_What the task requires:_
Using the listing below, please gather every line containing the word "carb".

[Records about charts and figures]

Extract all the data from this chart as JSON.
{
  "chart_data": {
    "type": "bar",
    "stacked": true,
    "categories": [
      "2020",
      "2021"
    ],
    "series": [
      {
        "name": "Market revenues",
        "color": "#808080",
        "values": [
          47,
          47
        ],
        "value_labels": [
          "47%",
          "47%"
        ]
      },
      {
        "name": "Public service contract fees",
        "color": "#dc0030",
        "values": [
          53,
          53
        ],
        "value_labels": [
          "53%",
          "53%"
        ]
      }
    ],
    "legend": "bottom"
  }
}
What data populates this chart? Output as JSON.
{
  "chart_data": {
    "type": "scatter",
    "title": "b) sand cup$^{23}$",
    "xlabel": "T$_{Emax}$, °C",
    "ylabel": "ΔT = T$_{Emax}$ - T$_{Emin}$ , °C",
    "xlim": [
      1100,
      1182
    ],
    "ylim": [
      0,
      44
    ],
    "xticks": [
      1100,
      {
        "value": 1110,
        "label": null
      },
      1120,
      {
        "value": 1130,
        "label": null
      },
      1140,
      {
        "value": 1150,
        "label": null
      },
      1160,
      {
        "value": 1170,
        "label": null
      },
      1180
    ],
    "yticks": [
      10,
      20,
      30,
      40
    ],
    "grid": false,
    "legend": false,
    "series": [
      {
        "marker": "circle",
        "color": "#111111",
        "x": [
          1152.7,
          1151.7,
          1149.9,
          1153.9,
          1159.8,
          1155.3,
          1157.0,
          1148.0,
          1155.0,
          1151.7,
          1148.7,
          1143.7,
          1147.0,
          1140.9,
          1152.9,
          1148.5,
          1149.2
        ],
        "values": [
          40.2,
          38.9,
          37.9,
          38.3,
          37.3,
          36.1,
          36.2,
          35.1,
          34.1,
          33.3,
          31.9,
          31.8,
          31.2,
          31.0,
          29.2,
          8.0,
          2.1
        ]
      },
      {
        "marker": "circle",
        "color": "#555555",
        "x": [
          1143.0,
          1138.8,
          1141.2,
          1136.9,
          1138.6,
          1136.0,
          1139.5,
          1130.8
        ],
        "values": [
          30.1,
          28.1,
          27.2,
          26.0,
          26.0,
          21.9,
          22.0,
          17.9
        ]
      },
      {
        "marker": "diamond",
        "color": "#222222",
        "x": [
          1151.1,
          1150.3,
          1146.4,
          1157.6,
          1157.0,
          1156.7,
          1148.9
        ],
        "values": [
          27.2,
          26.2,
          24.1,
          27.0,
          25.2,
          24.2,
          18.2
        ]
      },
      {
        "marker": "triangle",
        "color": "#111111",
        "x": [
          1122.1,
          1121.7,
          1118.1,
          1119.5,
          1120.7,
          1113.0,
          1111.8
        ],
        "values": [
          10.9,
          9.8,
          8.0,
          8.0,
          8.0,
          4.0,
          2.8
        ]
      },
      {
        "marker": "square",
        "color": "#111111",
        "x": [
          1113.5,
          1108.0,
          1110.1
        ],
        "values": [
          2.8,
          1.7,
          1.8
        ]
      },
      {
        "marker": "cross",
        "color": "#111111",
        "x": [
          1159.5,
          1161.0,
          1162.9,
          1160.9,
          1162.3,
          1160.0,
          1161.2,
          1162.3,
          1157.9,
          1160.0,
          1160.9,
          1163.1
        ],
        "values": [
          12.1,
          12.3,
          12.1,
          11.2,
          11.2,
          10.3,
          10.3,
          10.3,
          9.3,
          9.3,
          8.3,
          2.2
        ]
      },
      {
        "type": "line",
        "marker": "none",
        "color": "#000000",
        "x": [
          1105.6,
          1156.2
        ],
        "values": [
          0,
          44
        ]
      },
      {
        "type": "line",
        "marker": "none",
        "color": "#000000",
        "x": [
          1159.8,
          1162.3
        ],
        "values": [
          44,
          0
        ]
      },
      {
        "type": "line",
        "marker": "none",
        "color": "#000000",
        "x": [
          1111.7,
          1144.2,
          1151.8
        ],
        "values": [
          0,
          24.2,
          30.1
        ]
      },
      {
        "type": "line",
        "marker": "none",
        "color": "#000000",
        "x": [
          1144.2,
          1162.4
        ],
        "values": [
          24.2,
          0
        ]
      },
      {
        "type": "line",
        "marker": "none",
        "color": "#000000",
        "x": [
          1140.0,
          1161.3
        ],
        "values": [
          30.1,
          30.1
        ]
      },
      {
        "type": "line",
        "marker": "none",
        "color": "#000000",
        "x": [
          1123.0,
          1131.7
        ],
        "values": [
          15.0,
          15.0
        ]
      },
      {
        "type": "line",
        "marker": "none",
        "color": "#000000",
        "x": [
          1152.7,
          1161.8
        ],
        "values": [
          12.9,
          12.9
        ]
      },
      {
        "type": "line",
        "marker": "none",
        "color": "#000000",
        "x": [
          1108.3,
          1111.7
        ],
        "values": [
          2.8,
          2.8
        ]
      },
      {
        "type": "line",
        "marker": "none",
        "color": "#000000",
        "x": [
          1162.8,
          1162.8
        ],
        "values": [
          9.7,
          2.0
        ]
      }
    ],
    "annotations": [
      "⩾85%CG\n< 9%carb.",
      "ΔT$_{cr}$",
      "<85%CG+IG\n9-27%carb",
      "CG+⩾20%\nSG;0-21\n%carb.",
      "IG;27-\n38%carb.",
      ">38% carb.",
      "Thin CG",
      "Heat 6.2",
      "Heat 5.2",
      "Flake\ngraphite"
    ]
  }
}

_Exercise response:_
      "⩾85%CG\n< 9%carb.",
      "<85%CG+IG\n9-27%carb",
      "CG+⩾20%\nSG;0-21\n%carb.",
      "IG;27-\n38%carb.",
      ">38% carb.",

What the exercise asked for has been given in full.